# Start of EXERCISE MATERIAL

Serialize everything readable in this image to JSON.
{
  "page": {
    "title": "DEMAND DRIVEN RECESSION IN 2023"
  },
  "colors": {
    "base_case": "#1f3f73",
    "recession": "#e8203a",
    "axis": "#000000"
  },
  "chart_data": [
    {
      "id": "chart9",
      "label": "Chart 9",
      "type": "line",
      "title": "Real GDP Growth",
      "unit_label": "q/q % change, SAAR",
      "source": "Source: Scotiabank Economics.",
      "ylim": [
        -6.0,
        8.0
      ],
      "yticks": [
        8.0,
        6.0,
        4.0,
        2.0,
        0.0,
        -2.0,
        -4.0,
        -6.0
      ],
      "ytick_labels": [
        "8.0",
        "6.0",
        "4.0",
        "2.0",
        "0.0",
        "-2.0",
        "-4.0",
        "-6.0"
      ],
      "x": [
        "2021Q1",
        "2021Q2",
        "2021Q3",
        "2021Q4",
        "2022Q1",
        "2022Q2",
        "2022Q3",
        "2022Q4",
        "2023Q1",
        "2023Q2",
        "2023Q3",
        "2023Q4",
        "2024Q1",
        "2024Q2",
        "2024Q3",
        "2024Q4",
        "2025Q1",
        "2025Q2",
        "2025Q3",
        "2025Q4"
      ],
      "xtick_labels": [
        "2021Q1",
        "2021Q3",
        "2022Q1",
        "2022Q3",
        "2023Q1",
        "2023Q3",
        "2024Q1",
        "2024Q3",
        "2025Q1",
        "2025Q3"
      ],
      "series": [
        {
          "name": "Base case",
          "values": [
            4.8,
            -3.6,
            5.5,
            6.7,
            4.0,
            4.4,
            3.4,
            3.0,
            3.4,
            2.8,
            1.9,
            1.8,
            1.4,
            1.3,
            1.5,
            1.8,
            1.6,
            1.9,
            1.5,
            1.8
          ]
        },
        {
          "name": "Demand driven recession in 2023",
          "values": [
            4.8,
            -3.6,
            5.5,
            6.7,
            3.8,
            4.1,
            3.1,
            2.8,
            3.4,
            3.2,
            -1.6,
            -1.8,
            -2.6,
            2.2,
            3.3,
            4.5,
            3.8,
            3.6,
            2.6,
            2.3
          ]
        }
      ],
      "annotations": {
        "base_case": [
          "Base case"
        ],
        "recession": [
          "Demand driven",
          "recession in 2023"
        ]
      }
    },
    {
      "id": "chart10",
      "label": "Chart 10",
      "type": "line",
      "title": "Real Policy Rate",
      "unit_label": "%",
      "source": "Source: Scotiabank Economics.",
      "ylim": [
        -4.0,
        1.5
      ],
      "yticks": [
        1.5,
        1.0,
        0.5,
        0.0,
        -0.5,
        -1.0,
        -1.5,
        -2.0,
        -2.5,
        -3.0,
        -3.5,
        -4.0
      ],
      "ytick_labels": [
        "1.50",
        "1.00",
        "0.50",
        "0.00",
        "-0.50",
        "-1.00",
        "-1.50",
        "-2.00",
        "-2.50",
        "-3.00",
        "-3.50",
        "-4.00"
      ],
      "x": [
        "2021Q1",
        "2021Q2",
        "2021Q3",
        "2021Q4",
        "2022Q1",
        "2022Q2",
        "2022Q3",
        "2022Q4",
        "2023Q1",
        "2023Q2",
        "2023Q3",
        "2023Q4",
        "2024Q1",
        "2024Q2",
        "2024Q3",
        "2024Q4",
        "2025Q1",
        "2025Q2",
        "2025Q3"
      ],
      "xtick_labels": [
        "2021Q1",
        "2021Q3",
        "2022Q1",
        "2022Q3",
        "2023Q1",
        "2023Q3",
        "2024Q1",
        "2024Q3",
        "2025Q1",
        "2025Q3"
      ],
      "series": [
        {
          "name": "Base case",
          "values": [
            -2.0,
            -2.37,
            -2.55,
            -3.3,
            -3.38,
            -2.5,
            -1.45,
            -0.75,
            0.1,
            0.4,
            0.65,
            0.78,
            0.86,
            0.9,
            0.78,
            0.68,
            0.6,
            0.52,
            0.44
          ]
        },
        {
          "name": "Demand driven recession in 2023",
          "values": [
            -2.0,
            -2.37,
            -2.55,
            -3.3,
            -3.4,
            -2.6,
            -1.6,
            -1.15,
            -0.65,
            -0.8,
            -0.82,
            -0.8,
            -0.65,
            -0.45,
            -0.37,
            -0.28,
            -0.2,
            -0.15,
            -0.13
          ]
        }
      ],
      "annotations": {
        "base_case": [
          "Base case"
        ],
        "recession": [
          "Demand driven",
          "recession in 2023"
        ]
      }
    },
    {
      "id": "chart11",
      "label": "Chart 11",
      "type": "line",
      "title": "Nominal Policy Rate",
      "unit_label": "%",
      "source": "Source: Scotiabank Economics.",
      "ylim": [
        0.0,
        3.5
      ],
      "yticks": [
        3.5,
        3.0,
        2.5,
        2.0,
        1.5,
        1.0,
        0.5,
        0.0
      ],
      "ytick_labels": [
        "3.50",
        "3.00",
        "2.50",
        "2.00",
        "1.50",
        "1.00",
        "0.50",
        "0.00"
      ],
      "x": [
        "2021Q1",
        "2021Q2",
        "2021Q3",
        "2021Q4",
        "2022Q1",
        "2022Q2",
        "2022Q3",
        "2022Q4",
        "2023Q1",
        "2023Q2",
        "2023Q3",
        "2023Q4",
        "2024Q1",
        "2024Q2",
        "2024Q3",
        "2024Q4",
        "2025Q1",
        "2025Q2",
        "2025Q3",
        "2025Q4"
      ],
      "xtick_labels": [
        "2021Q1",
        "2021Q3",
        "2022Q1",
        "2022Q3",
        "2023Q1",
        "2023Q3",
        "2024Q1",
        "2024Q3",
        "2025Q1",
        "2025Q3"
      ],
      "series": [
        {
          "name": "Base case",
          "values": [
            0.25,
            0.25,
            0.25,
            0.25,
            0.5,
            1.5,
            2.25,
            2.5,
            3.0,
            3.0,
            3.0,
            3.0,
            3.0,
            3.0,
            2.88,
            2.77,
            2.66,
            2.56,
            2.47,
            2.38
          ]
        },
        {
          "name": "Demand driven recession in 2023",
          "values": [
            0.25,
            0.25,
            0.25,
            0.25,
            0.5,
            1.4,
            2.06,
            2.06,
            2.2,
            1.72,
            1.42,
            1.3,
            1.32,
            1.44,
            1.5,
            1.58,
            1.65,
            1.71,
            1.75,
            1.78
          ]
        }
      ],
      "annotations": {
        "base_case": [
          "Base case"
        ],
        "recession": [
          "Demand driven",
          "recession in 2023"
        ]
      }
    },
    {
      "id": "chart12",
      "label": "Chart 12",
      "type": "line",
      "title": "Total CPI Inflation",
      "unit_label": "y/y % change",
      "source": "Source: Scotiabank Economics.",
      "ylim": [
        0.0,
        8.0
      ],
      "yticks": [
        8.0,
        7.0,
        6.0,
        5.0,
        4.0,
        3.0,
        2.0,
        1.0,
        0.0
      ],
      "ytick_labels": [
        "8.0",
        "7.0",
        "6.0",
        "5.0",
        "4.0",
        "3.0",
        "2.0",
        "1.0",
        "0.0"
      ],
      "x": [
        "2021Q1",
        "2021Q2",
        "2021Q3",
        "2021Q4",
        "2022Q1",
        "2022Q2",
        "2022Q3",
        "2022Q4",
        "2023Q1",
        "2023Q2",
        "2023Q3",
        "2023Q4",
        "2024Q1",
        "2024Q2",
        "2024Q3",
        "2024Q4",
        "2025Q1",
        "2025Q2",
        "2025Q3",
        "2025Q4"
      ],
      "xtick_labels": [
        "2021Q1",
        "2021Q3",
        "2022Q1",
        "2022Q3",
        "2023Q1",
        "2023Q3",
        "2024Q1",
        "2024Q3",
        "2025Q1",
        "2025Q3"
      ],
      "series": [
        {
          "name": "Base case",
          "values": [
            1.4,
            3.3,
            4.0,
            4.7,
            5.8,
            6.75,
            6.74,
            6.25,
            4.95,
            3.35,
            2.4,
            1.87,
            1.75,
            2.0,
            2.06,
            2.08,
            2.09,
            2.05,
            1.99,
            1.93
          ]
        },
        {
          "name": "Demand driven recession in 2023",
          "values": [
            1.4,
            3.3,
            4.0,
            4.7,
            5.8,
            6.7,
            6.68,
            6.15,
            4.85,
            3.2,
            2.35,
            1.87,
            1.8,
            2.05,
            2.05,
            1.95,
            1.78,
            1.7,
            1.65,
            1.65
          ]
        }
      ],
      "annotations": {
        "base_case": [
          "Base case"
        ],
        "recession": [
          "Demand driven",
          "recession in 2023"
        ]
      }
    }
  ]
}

# End of EXERCISE MATERIAL

* _TASK OBJECTIVE_
Return every line of the preceding records in which the word "Rate" appears.

* _WRITTEN ANSWER_
      "title": "Real Policy Rate",
      "title": "Nominal Policy Rate",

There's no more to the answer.